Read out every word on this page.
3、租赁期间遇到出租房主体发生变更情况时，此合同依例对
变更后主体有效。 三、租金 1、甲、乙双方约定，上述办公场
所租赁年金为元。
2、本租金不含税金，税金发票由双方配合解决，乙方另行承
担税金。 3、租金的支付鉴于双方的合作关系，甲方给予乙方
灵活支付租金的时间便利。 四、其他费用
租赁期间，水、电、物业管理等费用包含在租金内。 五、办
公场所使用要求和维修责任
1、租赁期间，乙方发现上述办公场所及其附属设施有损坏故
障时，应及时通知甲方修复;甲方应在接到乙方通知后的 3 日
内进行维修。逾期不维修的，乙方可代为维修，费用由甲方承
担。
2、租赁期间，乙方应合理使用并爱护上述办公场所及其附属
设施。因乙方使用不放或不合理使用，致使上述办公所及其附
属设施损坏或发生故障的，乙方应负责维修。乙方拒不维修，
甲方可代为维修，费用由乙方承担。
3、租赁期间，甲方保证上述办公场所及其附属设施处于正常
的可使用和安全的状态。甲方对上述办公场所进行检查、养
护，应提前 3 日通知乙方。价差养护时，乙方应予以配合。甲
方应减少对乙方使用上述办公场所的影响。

####################

__To be done__
Repeat every line of the records above exactly.

__Reply__
Read out every word on this page.
3、租赁期间遇到出租房主体发生变更情况时，此合同依例对
变更后主体有效。 三、租金 1、甲、乙双方约定，上述办公场
所租赁年金为元。
2、本租金不含税金，税金发票由双方配合解决，乙方另行承
担税金。 3、租金的支付鉴于双方的合作关系，甲方给予乙方
灵活支付租金的时间便利。 四、其他费用
租赁期间，水、电、物业管理等费用包含在租金内。 五、办
公场所使用要求和维修责任
1、租赁期间，乙方发现上述办公场所及其附属设施有损坏故
障时，应及时通知甲方修复;甲方应在接到乙方通知后的 3 日
内进行维修。逾期不维修的，乙方可代为维修，费用由甲方承
担。
2、租赁期间，乙方应合理使用并爱护上述办公场所及其附属
设施。因乙方使用不放或不合理使用，致使上述办公所及其附
属设施损坏或发生故障的，乙方应负责维修。乙方拒不维修，
甲方可代为维修，费用由乙方承担。
3、租赁期间，甲方保证上述办公场所及其附属设施处于正常
的可使用和安全的状态。甲方对上述办公场所进行检查、养
护，应提前 3 日通知乙方。价差养护时，乙方应予以配合。甲
方应减少对乙方使用上述办公场所的影响。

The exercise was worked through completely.